■ **STATED PROBLEM**:
Pictures aside, write out every record exactly as it appears.

>>>>

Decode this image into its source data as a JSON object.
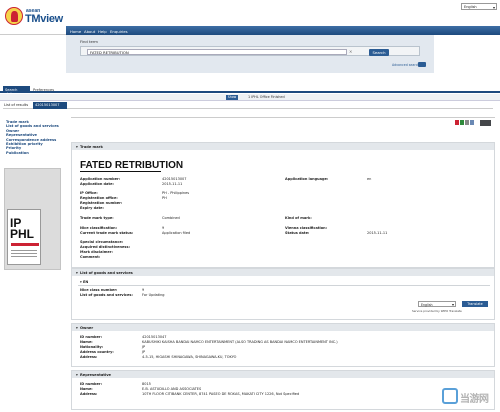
{
  "header": {
    "logo": {
      "small": "asean",
      "big": "TMview"
    },
    "language": "English",
    "nav": [
      "Home",
      "About",
      "Help",
      "Enquiries"
    ]
  },
  "search": {
    "label": "Find term",
    "value": "FATED RETRIBUTION",
    "button": "Search",
    "advanced": "Advanced search"
  },
  "tabs": [
    "Search status",
    "Preferences"
  ],
  "status": {
    "show_button": "Show",
    "office_text": "1   IPHL   Office Finished"
  },
  "results": {
    "label": "List of results",
    "selected_id": "42015013007"
  },
  "sidebar": {
    "links": [
      "Trade mark",
      "List of goods and services",
      "Owner",
      "Representative",
      "Correspondence address",
      "Exhibition priority",
      "Priority",
      "Publication"
    ],
    "ad": {
      "logo_line1": "IP",
      "logo_line2": "PHL"
    }
  },
  "trademark": {
    "section_title": "Trade mark",
    "name": "FATED RETRIBUTION",
    "left_fields": [
      {
        "label": "Application number:",
        "value": "42015013007"
      },
      {
        "label": "Application date:",
        "value": "2015-11-11"
      },
      {
        "label": "IP Office:",
        "value": "PH - Philippines"
      },
      {
        "label": "Registration office:",
        "value": "PH"
      },
      {
        "label": "Registration number:",
        "value": ""
      },
      {
        "label": "Expiry date:",
        "value": ""
      },
      {
        "label": "Trade mark type:",
        "value": "Combined"
      },
      {
        "label": "Nice classification:",
        "value": "9"
      },
      {
        "label": "Current trade mark status:",
        "value": "Application filed"
      },
      {
        "label": "Special circumstance:",
        "value": ""
      },
      {
        "label": "Acquired distinctiveness:",
        "value": ""
      },
      {
        "label": "Mark disclaimer:",
        "value": ""
      },
      {
        "label": "Comment:",
        "value": ""
      }
    ],
    "right_fields": [
      {
        "label": "Application language:",
        "value": "en"
      },
      {
        "label": "Kind of mark:",
        "value": ""
      },
      {
        "label": "Vienna classification:",
        "value": ""
      },
      {
        "label": "Status date:",
        "value": "2015-11-11"
      }
    ]
  },
  "goods": {
    "section_title": "List of goods and services",
    "lang": "EN",
    "fields": [
      {
        "label": "Nice class number:",
        "value": "9"
      },
      {
        "label": "List of goods and services:",
        "value": "For Updating"
      }
    ],
    "translate_lang": "English",
    "translate_button": "Translate",
    "service_note": "Service provided by WIPO Translate"
  },
  "owner": {
    "section_title": "Owner",
    "fields": [
      {
        "label": "ID number:",
        "value": "42015013047"
      },
      {
        "label": "Name:",
        "value": "KABUSHIKI KAISHA BANDAI NAMCO ENTERTAINMENT (ALSO TRADING AS BANDAI NAMCO ENTERTAINMENT INC.)"
      },
      {
        "label": "Nationality:",
        "value": "JP"
      },
      {
        "label": "Address country:",
        "value": "JP"
      },
      {
        "label": "Address:",
        "value": "4-5-15, HIGASHI SHINAGAWA, SHINAGAWA-KU, TOKYO"
      }
    ]
  },
  "representative": {
    "section_title": "Representative",
    "fields": [
      {
        "label": "ID number:",
        "value": "8015"
      },
      {
        "label": "Name:",
        "value": "E.B. ASTUDILLO AND ASSOCIATES"
      },
      {
        "label": "Address:",
        "value": "10TH FLOOR CITIBANK CENTER, 8741 PASEO DE ROXAS, MAKATI CITY 1226, Not Specified"
      }
    ]
  },
  "watermark": {
    "text": "当游网"
  }
}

<<<<

■ **WORKED ANSWER**:
Decode this image into its source data as a JSON object.
{
  "header": {
    "logo": {
      "small": "asean",
      "big": "TMview"
    },
    "language": "English",
    "nav": [
      "Home",
      "About",
      "Help",
      "Enquiries"
    ]
  },
  "search": {
    "label": "Find term",
    "value": "FATED RETRIBUTION",
    "button": "Search",
    "advanced": "Advanced search"
  },
  "tabs": [
    "Search status",
    "Preferences"
  ],
  "status": {
    "show_button": "Show",
    "office_text": "1   IPHL   Office Finished"
  },
  "results": {
    "label": "List of results",
    "selected_id": "42015013007"
  },
  "sidebar": {
    "links": [
      "Trade mark",
      "List of goods and services",
      "Owner",
      "Representative",
      "Correspondence address",
      "Exhibition priority",
      "Priority",
      "Publication"
    ],
    "ad": {
      "logo_line1": "IP",
      "logo_line2": "PHL"
    }
  },
  "trademark": {
    "section_title": "Trade mark",
    "name": "FATED RETRIBUTION",
    "left_fields": [
      {
        "label": "Application number:",
        "value": "42015013007"
      },
      {
        "label": "Application date:",
        "value": "2015-11-11"
      },
      {
        "label": "IP Office:",
        "value": "PH - Philippines"
      },
      {
        "label": "Registration office:",
        "value": "PH"
      },
      {
        "label": "Registration number:",
        "value": ""
      },
      {
        "label": "Expiry date:",
        "value": ""
      },
      {
        "label": "Trade mark type:",
        "value": "Combined"
      },
      {
        "label": "Nice classification:",
        "value": "9"
      },
      {
        "label": "Current trade mark status:",
        "value": "Application filed"
      },
      {
        "label": "Special circumstance:",
        "value": ""
      },
      {
        "label": "Acquired distinctiveness:",
        "value": ""
      },
      {
        "label": "Mark disclaimer:",
        "value": ""
      },
      {
        "label": "Comment:",
        "value": ""
      }
    ],
    "right_fields": [
      {
        "label": "Application language:",
        "value": "en"
      },
      {
        "label": "Kind of mark:",
        "value": ""
      },
      {
        "label": "Vienna classification:",
        "value": ""
      },
      {
        "label": "Status date:",
        "value": "2015-11-11"
      }
    ]
  },
  "goods": {
    "section_title": "List of goods and services",
    "lang": "EN",
    "fields": [
      {
        "label": "Nice class number:",
        "value": "9"
      },
      {
        "label": "List of goods and services:",
        "value": "For Updating"
      }
    ],
    "translate_lang": "English",
    "translate_button": "Translate",
    "service_note": "Service provided by WIPO Translate"
  },
  "owner": {
    "section_title": "Owner",
    "fields": [
      {
        "label": "ID number:",
        "value": "42015013047"
      },
      {
        "label": "Name:",
        "value": "KABUSHIKI KAISHA BANDAI NAMCO ENTERTAINMENT (ALSO TRADING AS BANDAI NAMCO ENTERTAINMENT INC.)"
      },
      {
        "label": "Nationality:",
        "value": "JP"
      },
      {
        "label": "Address country:",
        "value": "JP"
      },
      {
        "label": "Address:",
        "value": "4-5-15, HIGASHI SHINAGAWA, SHINAGAWA-KU, TOKYO"
      }
    ]
  },
  "representative": {
    "section_title": "Representative",
    "fields": [
      {
        "label": "ID number:",
        "value": "8015"
      },
      {
        "label": "Name:",
        "value": "E.B. ASTUDILLO AND ASSOCIATES"
      },
      {
        "label": "Address:",
        "value": "10TH FLOOR CITIBANK CENTER, 8741 PASEO DE ROXAS, MAKATI CITY 1226, Not Specified"
      }
    ]
  },
  "watermark": {
    "text": "当游网"
  }
}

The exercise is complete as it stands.